▶ Texte support:
=====
Laurence Butet-Roch est canadienne. En 2010, elle intègre la rédaction de Polka magazine à Paris. Là, elle découvre la production photo internationale et se rend compte de l’image déformée que nous avons du Canada. Quatre ans plus tard, elle décide de rentrer au Canada avec des projets photos bien précis : développer la diffusion des photographes canadiens à l’étranger, mais aussi dans leur propre pays. Elle nous explique pourquoi.
Portrait de Laurence Butet-Roch par Chloë Ellingson
► ► ► Cet article fait partie du dossier : Le Canada sans les clichés
OAI13 : Tu es Canadienne. Qu’est-ce qui t’as mené en France ?
Laurence Butet-Roch : J’ai gagné un concours du Mois de la Photo à Montréal. L’année où j’ai participé, le prix consistait en un voyage à Perpignan pour le festival Visa pour l’Image. J’ai demandé à rester trois mois en France afin de découvrir le milieu de la photo français. Perpignan a été comme un coup de pied au cul. Je me suis rendu compte du nombre de gens qui évoluait dans ce milieu, de la qualité de la production photographique internationale. Alors, après le festival, j’ai cherché un peu de travail et j’ai cogné à la porte de Polka magazine. Ils cherchaient une stagiaire et j’ai été choisie.
À quoi ton expérience à Polka et en France t’as sensibilisée ?
Passer quatre ans dans un magazine photo à voir une grande partie de la production photo internationale a formé mon regard. Mais ça m’a aussi permis de me rendre compte de certains manques.
Comme quoi ?
=====
▶ Enregistrements fournis:
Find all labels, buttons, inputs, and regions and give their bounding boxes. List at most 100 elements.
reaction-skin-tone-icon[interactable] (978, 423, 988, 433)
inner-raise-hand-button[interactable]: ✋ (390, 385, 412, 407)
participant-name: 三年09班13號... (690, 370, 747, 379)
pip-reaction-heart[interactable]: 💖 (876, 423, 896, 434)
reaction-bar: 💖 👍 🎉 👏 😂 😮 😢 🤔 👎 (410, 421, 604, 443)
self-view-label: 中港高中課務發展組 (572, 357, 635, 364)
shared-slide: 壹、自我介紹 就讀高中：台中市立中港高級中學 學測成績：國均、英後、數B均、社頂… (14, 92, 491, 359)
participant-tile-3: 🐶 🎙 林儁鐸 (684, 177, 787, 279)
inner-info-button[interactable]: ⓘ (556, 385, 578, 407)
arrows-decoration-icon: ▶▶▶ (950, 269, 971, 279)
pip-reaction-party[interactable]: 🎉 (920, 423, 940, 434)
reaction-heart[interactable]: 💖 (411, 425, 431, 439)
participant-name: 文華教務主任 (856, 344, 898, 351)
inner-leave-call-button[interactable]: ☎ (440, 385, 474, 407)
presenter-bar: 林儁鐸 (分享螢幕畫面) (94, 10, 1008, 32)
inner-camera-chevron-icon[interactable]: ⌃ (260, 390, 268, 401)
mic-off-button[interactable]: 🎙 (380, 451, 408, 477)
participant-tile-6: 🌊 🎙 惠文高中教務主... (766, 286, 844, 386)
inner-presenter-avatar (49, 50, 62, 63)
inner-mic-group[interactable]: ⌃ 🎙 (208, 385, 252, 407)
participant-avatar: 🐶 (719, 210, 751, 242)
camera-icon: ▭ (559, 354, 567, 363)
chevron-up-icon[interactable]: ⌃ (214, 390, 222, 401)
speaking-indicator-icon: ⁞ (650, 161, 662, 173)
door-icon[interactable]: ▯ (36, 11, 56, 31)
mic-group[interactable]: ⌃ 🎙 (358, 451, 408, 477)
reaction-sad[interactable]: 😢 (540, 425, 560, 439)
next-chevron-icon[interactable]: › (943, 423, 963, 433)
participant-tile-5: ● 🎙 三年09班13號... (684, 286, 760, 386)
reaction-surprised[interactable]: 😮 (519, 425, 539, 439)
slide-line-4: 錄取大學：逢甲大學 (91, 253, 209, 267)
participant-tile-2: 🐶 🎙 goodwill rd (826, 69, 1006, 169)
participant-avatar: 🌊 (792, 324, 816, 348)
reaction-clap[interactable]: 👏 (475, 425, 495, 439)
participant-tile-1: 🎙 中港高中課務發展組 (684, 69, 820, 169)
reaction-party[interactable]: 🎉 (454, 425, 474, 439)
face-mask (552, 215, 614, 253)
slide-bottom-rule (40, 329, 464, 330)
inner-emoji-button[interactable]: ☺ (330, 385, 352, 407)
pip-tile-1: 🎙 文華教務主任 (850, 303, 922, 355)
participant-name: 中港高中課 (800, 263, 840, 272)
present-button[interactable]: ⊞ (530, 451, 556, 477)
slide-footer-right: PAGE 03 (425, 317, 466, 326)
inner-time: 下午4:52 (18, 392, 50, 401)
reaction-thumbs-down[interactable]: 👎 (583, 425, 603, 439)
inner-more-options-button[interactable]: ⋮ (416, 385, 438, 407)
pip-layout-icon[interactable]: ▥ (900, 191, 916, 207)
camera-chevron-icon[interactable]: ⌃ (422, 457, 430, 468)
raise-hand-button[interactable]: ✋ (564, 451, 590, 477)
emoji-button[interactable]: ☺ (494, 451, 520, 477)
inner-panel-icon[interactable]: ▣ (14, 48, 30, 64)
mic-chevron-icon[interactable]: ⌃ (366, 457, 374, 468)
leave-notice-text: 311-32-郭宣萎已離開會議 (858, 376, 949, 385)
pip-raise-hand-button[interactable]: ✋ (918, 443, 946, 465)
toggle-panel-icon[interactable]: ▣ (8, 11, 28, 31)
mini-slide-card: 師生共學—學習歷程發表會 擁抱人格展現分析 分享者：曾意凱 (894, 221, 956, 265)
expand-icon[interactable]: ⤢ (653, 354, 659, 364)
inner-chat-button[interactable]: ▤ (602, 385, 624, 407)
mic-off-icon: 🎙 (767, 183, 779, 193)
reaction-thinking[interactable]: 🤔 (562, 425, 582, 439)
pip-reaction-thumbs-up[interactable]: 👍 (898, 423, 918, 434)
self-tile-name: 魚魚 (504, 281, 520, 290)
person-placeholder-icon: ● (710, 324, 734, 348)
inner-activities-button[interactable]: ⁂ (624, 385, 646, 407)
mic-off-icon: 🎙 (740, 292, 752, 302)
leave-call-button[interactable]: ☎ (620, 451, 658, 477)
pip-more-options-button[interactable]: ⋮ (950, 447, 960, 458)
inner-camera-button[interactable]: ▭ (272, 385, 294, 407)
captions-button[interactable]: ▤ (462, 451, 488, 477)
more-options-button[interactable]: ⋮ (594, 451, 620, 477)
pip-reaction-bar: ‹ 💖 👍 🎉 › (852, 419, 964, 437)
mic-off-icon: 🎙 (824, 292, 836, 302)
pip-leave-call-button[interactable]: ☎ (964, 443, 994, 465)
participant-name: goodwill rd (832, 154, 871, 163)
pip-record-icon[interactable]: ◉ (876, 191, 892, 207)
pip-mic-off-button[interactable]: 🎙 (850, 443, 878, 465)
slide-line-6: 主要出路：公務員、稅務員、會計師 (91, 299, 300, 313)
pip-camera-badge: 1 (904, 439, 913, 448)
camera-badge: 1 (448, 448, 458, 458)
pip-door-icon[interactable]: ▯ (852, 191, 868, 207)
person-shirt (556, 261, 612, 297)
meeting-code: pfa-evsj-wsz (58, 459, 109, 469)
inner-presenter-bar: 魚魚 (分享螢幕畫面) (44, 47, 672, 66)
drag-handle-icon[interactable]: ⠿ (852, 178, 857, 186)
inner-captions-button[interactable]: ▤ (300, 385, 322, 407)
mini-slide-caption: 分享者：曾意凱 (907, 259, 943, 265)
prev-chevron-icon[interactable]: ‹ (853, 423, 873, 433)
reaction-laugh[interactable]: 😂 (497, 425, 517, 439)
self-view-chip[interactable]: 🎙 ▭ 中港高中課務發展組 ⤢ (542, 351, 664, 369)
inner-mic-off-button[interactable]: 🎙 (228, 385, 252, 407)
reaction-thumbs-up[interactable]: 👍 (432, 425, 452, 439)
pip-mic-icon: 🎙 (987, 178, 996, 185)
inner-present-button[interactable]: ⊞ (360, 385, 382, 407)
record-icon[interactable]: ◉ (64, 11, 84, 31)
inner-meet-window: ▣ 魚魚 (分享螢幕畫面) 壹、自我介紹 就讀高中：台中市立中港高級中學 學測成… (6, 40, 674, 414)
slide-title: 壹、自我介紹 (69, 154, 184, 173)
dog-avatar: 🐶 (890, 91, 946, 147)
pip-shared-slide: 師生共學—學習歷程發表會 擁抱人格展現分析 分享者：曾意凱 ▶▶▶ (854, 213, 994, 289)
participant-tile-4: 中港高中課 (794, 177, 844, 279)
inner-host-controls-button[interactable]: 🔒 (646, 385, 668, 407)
=====
▶ Série de tâches:
1) Répondez d'après l'entretien, une réponse par ligne, marquée comme la question correspondante.
(a) En quelle année Laurence Butet-Roch intègre-t-elle la rédaction de Polka magazine ?
(b) En quoi consistait le prix du concours du Mois de la Photo l'année de sa participation ?
(c) Combien de temps a-t-elle demandé à rester en France ?
2) Reproduisez fidèlement le passage de l'entretien qui commence aux mots « Laurence Butet-Roch est » et s'arrête après « nous explique pourquoi. ».

▶ Exercice corrigé:
1)
(a) En 2010.
(b) En un voyage à Perpignan pour le festival Visa pour l'Image.
(c) Trois mois.

2)
Laurence Butet-Roch est canadienne. En 2010, elle intègre la rédaction de Polka magazine à Paris. Là, elle découvre la production photo internationale et se rend compte de l’image déformée que nous avons du Canada. Quatre ans plus tard, elle décide de rentrer au Canada avec des projets photos bien précis : développer la diffusion des photographes canadiens à l’étranger, mais aussi dans leur propre pays. Elle nous explique pourquoi.